── EXCERPTED RECORDS ──

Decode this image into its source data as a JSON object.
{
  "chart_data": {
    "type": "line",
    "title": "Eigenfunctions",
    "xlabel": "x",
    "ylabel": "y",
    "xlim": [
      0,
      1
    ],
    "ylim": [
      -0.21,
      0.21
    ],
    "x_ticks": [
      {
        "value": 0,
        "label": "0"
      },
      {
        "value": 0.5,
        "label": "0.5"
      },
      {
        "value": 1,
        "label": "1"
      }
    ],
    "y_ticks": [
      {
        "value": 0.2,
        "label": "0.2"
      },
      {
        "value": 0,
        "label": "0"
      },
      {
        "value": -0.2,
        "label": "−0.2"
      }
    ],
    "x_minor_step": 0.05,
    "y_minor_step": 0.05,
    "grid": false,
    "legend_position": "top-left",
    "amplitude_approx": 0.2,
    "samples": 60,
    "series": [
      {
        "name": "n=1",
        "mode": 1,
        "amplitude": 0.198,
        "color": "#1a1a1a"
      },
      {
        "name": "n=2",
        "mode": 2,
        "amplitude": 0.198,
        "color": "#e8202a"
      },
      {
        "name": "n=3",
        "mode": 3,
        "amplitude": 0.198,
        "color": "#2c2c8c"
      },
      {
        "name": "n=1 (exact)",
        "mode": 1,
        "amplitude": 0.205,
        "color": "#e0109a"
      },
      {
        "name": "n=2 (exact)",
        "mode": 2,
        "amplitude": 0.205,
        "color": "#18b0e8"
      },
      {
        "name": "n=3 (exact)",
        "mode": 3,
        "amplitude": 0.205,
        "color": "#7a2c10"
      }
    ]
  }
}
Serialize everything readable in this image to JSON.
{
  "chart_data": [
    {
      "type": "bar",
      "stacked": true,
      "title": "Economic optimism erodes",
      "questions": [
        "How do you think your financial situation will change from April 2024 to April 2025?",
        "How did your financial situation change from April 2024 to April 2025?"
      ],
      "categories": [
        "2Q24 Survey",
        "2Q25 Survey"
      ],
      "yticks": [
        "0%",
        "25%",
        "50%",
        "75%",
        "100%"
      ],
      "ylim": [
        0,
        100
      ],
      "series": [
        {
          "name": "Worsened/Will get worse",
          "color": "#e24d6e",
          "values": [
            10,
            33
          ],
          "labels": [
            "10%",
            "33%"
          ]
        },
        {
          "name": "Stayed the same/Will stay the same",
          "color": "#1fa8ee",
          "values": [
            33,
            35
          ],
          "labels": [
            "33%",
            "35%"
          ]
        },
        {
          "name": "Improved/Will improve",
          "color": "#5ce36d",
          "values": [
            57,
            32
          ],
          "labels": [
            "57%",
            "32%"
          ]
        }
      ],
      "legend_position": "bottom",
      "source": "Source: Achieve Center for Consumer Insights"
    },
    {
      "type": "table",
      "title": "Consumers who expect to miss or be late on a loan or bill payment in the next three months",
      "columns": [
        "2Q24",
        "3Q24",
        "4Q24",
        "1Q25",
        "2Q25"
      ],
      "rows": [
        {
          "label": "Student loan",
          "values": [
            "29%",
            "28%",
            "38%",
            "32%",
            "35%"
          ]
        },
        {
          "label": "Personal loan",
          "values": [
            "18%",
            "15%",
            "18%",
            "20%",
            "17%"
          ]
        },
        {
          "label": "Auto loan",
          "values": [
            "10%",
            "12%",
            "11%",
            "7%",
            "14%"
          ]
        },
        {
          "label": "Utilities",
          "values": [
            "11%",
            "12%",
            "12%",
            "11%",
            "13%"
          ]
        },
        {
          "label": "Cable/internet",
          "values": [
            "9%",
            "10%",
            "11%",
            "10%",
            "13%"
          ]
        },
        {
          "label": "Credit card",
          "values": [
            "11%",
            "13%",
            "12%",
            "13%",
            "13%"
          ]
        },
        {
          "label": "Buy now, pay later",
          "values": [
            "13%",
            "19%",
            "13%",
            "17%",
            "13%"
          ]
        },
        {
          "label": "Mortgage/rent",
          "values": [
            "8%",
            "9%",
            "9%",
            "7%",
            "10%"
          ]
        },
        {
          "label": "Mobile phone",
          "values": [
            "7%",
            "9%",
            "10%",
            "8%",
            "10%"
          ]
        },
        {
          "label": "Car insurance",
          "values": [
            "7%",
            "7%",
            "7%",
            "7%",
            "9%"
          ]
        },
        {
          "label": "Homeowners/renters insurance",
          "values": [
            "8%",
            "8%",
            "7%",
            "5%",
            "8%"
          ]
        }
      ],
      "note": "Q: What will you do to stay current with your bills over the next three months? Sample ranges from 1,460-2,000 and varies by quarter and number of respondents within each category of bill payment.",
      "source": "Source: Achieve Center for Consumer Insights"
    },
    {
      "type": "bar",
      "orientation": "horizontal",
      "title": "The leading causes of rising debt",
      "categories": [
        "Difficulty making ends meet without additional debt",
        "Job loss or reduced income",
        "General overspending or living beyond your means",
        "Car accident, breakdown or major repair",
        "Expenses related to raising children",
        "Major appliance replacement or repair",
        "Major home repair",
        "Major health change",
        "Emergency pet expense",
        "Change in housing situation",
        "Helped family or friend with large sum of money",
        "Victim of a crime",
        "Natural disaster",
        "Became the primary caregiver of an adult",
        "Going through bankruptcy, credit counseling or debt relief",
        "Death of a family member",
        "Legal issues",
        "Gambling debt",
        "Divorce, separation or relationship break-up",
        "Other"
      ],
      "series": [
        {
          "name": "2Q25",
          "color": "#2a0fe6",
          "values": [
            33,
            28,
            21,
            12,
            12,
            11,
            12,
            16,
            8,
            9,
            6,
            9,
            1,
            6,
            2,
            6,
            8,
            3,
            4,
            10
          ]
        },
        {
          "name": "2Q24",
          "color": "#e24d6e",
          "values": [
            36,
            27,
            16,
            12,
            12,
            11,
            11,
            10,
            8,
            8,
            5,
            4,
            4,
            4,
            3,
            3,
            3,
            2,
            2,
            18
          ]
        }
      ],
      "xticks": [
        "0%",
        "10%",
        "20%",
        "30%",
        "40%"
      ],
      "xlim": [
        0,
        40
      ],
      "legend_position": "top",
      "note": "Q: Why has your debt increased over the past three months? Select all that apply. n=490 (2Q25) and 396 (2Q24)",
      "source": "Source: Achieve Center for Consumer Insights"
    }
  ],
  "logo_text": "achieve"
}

───

**TASK PROMPT**
Would you give the material above again, complete and exact?

**OUTPUT FOR THIS EXERCISE**
Decode this image into its source data as a JSON object.
{
  "chart_data": {
    "type": "line",
    "title": "Eigenfunctions",
    "xlabel": "x",
    "ylabel": "y",
    "xlim": [
      0,
      1
    ],
    "ylim": [
      -0.21,
      0.21
    ],
    "x_ticks": [
      {
        "value": 0,
        "label": "0"
      },
      {
        "value": 0.5,
        "label": "0.5"
      },
      {
        "value": 1,
        "label": "1"
      }
    ],
    "y_ticks": [
      {
        "value": 0.2,
        "label": "0.2"
      },
      {
        "value": 0,
        "label": "0"
      },
      {
        "value": -0.2,
        "label": "−0.2"
      }
    ],
    "x_minor_step": 0.05,
    "y_minor_step": 0.05,
    "grid": false,
    "legend_position": "top-left",
    "amplitude_approx": 0.2,
    "samples": 60,
    "series": [
      {
        "name": "n=1",
        "mode": 1,
        "amplitude": 0.198,
        "color": "#1a1a1a"
      },
      {
        "name": "n=2",
        "mode": 2,
        "amplitude": 0.198,
        "color": "#e8202a"
      },
      {
        "name": "n=3",
        "mode": 3,
        "amplitude": 0.198,
        "color": "#2c2c8c"
      },
      {
        "name": "n=1 (exact)",
        "mode": 1,
        "amplitude": 0.205,
        "color": "#e0109a"
      },
      {
        "name": "n=2 (exact)",
        "mode": 2,
        "amplitude": 0.205,
        "color": "#18b0e8"
      },
      {
        "name": "n=3 (exact)",
        "mode": 3,
        "amplitude": 0.205,
        "color": "#7a2c10"
      }
    ]
  }
}
Serialize everything readable in this image to JSON.
{
  "chart_data": [
    {
      "type": "bar",
      "stacked": true,
      "title": "Economic optimism erodes",
      "questions": [
        "How do you think your financial situation will change from April 2024 to April 2025?",
        "How did your financial situation change from April 2024 to April 2025?"
      ],
      "categories": [
        "2Q24 Survey",
        "2Q25 Survey"
      ],
      "yticks": [
        "0%",
        "25%",
        "50%",
        "75%",
        "100%"
      ],
      "ylim": [
        0,
        100
      ],
      "series": [
        {
          "name": "Worsened/Will get worse",
          "color": "#e24d6e",
          "values": [
            10,
            33
          ],
          "labels": [
            "10%",
            "33%"
          ]
        },
        {
          "name": "Stayed the same/Will stay the same",
          "color": "#1fa8ee",
          "values": [
            33,
            35
          ],
          "labels": [
            "33%",
            "35%"
          ]
        },
        {
          "name": "Improved/Will improve",
          "color": "#5ce36d",
          "values": [
            57,
            32
          ],
          "labels": [
            "57%",
            "32%"
          ]
        }
      ],
      "legend_position": "bottom",
      "source": "Source: Achieve Center for Consumer Insights"
    },
    {
      "type": "table",
      "title": "Consumers who expect to miss or be late on a loan or bill payment in the next three months",
      "columns": [
        "2Q24",
        "3Q24",
        "4Q24",
        "1Q25",
        "2Q25"
      ],
      "rows": [
        {
          "label": "Student loan",
          "values": [
            "29%",
            "28%",
            "38%",
            "32%",
            "35%"
          ]
        },
        {
          "label": "Personal loan",
          "values": [
            "18%",
            "15%",
            "18%",
            "20%",
            "17%"
          ]
        },
        {
          "label": "Auto loan",
          "values": [
            "10%",
            "12%",
            "11%",
            "7%",
            "14%"
          ]
        },
        {
          "label": "Utilities",
          "values": [
            "11%",
            "12%",
            "12%",
            "11%",
            "13%"
          ]
        },
        {
          "label": "Cable/internet",
          "values": [
            "9%",
            "10%",
            "11%",
            "10%",
            "13%"
          ]
        },
        {
          "label": "Credit card",
          "values": [
            "11%",
            "13%",
            "12%",
            "13%",
            "13%"
          ]
        },
        {
          "label": "Buy now, pay later",
          "values": [
            "13%",
            "19%",
            "13%",
            "17%",
            "13%"
          ]
        },
        {
          "label": "Mortgage/rent",
          "values": [
            "8%",
            "9%",
            "9%",
            "7%",
            "10%"
          ]
        },
        {
          "label": "Mobile phone",
          "values": [
            "7%",
            "9%",
            "10%",
            "8%",
            "10%"
          ]
        },
        {
          "label": "Car insurance",
          "values": [
            "7%",
            "7%",
            "7%",
            "7%",
            "9%"
          ]
        },
        {
          "label": "Homeowners/renters insurance",
          "values": [
            "8%",
            "8%",
            "7%",
            "5%",
            "8%"
          ]
        }
      ],
      "note": "Q: What will you do to stay current with your bills over the next three months? Sample ranges from 1,460-2,000 and varies by quarter and number of respondents within each category of bill payment.",
      "source": "Source: Achieve Center for Consumer Insights"
    },
    {
      "type": "bar",
      "orientation": "horizontal",
      "title": "The leading causes of rising debt",
      "categories": [
        "Difficulty making ends meet without additional debt",
        "Job loss or reduced income",
        "General overspending or living beyond your means",
        "Car accident, breakdown or major repair",
        "Expenses related to raising children",
        "Major appliance replacement or repair",
        "Major home repair",
        "Major health change",
        "Emergency pet expense",
        "Change in housing situation",
        "Helped family or friend with large sum of money",
        "Victim of a crime",
        "Natural disaster",
        "Became the primary caregiver of an adult",
        "Going through bankruptcy, credit counseling or debt relief",
        "Death of a family member",
        "Legal issues",
        "Gambling debt",
        "Divorce, separation or relationship break-up",
        "Other"
      ],
      "series": [
        {
          "name": "2Q25",
          "color": "#2a0fe6",
          "values": [
            33,
            28,
            21,
            12,
            12,
            11,
            12,
            16,
            8,
            9,
            6,
            9,
            1,
            6,
            2,
            6,
            8,
            3,
            4,
            10
          ]
        },
        {
          "name": "2Q24",
          "color": "#e24d6e",
          "values": [
            36,
            27,
            16,
            12,
            12,
            11,
            11,
            10,
            8,
            8,
            5,
            4,
            4,
            4,
            3,
            3,
            3,
            2,
            2,
            18
          ]
        }
      ],
      "xticks": [
        "0%",
        "10%",
        "20%",
        "30%",
        "40%"
      ],
      "xlim": [
        0,
        40
      ],
      "legend_position": "top",
      "note": "Q: Why has your debt increased over the past three months? Select all that apply. n=490 (2Q25) and 396 (2Q24)",
      "source": "Source: Achieve Center for Consumer Insights"
    }
  ],
  "logo_text": "achieve"
}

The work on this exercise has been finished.